Start Dataset records
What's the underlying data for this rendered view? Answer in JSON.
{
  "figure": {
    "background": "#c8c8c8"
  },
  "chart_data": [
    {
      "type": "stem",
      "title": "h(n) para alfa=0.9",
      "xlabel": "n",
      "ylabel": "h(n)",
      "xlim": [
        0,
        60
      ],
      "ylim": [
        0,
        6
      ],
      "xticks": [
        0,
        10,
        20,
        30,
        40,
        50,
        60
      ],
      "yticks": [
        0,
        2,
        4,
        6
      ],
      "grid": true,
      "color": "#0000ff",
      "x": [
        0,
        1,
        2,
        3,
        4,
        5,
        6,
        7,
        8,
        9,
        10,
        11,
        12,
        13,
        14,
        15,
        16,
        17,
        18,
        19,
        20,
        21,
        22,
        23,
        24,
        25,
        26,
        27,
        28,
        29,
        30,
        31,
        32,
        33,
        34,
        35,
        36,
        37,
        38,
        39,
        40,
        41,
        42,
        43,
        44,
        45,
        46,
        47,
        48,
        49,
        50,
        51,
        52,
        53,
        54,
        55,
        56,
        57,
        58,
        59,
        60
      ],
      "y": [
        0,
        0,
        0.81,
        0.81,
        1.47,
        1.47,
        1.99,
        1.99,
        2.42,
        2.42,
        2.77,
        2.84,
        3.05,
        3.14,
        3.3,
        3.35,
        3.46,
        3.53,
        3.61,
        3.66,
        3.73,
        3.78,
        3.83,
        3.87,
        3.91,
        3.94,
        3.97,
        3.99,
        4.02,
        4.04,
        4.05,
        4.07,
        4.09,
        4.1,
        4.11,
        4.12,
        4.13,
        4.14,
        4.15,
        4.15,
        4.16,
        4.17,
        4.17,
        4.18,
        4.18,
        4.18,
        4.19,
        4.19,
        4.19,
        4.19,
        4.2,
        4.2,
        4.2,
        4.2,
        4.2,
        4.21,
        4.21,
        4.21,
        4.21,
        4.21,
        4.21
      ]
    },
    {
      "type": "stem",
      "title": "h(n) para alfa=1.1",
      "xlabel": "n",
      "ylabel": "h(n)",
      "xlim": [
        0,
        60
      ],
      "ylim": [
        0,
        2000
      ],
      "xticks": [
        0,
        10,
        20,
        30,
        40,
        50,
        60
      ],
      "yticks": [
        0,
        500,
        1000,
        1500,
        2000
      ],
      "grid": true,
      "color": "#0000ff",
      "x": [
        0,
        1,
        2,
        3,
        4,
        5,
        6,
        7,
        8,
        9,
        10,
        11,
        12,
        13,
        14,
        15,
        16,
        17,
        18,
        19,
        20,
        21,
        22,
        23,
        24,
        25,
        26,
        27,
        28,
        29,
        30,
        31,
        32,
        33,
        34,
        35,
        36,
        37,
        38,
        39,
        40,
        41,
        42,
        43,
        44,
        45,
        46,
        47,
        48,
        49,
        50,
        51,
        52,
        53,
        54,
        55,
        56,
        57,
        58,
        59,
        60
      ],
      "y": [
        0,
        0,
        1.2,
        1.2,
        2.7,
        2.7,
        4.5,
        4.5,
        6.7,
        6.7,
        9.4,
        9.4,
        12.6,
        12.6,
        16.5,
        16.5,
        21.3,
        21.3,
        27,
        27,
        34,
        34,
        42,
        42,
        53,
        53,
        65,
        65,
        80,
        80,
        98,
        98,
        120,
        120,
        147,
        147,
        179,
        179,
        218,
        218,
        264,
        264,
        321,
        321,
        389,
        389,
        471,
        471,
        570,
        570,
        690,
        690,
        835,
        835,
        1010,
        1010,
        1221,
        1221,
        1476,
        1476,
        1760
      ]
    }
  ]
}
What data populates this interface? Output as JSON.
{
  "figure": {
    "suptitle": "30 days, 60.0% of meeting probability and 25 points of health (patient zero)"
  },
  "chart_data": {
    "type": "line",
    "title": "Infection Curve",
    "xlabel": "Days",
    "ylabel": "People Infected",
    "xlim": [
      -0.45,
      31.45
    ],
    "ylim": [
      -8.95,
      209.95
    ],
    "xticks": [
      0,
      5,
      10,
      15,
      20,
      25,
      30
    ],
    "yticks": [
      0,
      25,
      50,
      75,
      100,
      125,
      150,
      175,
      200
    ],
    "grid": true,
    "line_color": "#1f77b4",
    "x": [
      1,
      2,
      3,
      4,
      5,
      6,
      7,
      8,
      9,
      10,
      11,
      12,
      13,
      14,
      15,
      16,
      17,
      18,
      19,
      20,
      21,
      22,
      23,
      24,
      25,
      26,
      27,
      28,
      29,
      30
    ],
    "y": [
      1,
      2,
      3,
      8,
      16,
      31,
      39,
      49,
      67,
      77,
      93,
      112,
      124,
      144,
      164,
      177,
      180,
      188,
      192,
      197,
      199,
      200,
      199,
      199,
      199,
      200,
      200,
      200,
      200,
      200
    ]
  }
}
End Dataset records
* [Aim]
Output the records exactly, including every line.

* [Finished answer]
What's the underlying data for this rendered view? Answer in JSON.
{
  "figure": {
    "background": "#c8c8c8"
  },
  "chart_data": [
    {
      "type": "stem",
      "title": "h(n) para alfa=0.9",
      "xlabel": "n",
      "ylabel": "h(n)",
      "xlim": [
        0,
        60
      ],
      "ylim": [
        0,
        6
      ],
      "xticks": [
        0,
        10,
        20,
        30,
        40,
        50,
        60
      ],
      "yticks": [
        0,
        2,
        4,
        6
      ],
      "grid": true,
      "color": "#0000ff",
      "x": [
        0,
        1,
        2,
        3,
        4,
        5,
        6,
        7,
        8,
        9,
        10,
        11,
        12,
        13,
        14,
        15,
        16,
        17,
        18,
        19,
        20,
        21,
        22,
        23,
        24,
        25,
        26,
        27,
        28,
        29,
        30,
        31,
        32,
        33,
        34,
        35,
        36,
        37,
        38,
        39,
        40,
        41,
        42,
        43,
        44,
        45,
        46,
        47,
        48,
        49,
        50,
        51,
        52,
        53,
        54,
        55,
        56,
        57,
        58,
        59,
        60
      ],
      "y": [
        0,
        0,
        0.81,
        0.81,
        1.47,
        1.47,
        1.99,
        1.99,
        2.42,
        2.42,
        2.77,
        2.84,
        3.05,
        3.14,
        3.3,
        3.35,
        3.46,
        3.53,
        3.61,
        3.66,
        3.73,
        3.78,
        3.83,
        3.87,
        3.91,
        3.94,
        3.97,
        3.99,
        4.02,
        4.04,
        4.05,
        4.07,
        4.09,
        4.1,
        4.11,
        4.12,
        4.13,
        4.14,
        4.15,
        4.15,
        4.16,
        4.17,
        4.17,
        4.18,
        4.18,
        4.18,
        4.19,
        4.19,
        4.19,
        4.19,
        4.2,
        4.2,
        4.2,
        4.2,
        4.2,
        4.21,
        4.21,
        4.21,
        4.21,
        4.21,
        4.21
      ]
    },
    {
      "type": "stem",
      "title": "h(n) para alfa=1.1",
      "xlabel": "n",
      "ylabel": "h(n)",
      "xlim": [
        0,
        60
      ],
      "ylim": [
        0,
        2000
      ],
      "xticks": [
        0,
        10,
        20,
        30,
        40,
        50,
        60
      ],
      "yticks": [
        0,
        500,
        1000,
        1500,
        2000
      ],
      "grid": true,
      "color": "#0000ff",
      "x": [
        0,
        1,
        2,
        3,
        4,
        5,
        6,
        7,
        8,
        9,
        10,
        11,
        12,
        13,
        14,
        15,
        16,
        17,
        18,
        19,
        20,
        21,
        22,
        23,
        24,
        25,
        26,
        27,
        28,
        29,
        30,
        31,
        32,
        33,
        34,
        35,
        36,
        37,
        38,
        39,
        40,
        41,
        42,
        43,
        44,
        45,
        46,
        47,
        48,
        49,
        50,
        51,
        52,
        53,
        54,
        55,
        56,
        57,
        58,
        59,
        60
      ],
      "y": [
        0,
        0,
        1.2,
        1.2,
        2.7,
        2.7,
        4.5,
        4.5,
        6.7,
        6.7,
        9.4,
        9.4,
        12.6,
        12.6,
        16.5,
        16.5,
        21.3,
        21.3,
        27,
        27,
        34,
        34,
        42,
        42,
        53,
        53,
        65,
        65,
        80,
        80,
        98,
        98,
        120,
        120,
        147,
        147,
        179,
        179,
        218,
        218,
        264,
        264,
        321,
        321,
        389,
        389,
        471,
        471,
        570,
        570,
        690,
        690,
        835,
        835,
        1010,
        1010,
        1221,
        1221,
        1476,
        1476,
        1760
      ]
    }
  ]
}
What data populates this interface? Output as JSON.
{
  "figure": {
    "suptitle": "30 days, 60.0% of meeting probability and 25 points of health (patient zero)"
  },
  "chart_data": {
    "type": "line",
    "title": "Infection Curve",
    "xlabel": "Days",
    "ylabel": "People Infected",
    "xlim": [
      -0.45,
      31.45
    ],
    "ylim": [
      -8.95,
      209.95
    ],
    "xticks": [
      0,
      5,
      10,
      15,
      20,
      25,
      30
    ],
    "yticks": [
      0,
      25,
      50,
      75,
      100,
      125,
      150,
      175,
      200
    ],
    "grid": true,
    "line_color": "#1f77b4",
    "x": [
      1,
      2,
      3,
      4,
      5,
      6,
      7,
      8,
      9,
      10,
      11,
      12,
      13,
      14,
      15,
      16,
      17,
      18,
      19,
      20,
      21,
      22,
      23,
      24,
      25,
      26,
      27,
      28,
      29,
      30
    ],
    "y": [
      1,
      2,
      3,
      8,
      16,
      31,
      39,
      49,
      67,
      77,
      93,
      112,
      124,
      144,
      164,
      177,
      180,
      188,
      192,
      197,
      199,
      200,
      199,
      199,
      199,
      200,
      200,
      200,
      200,
      200
    ]
  }
}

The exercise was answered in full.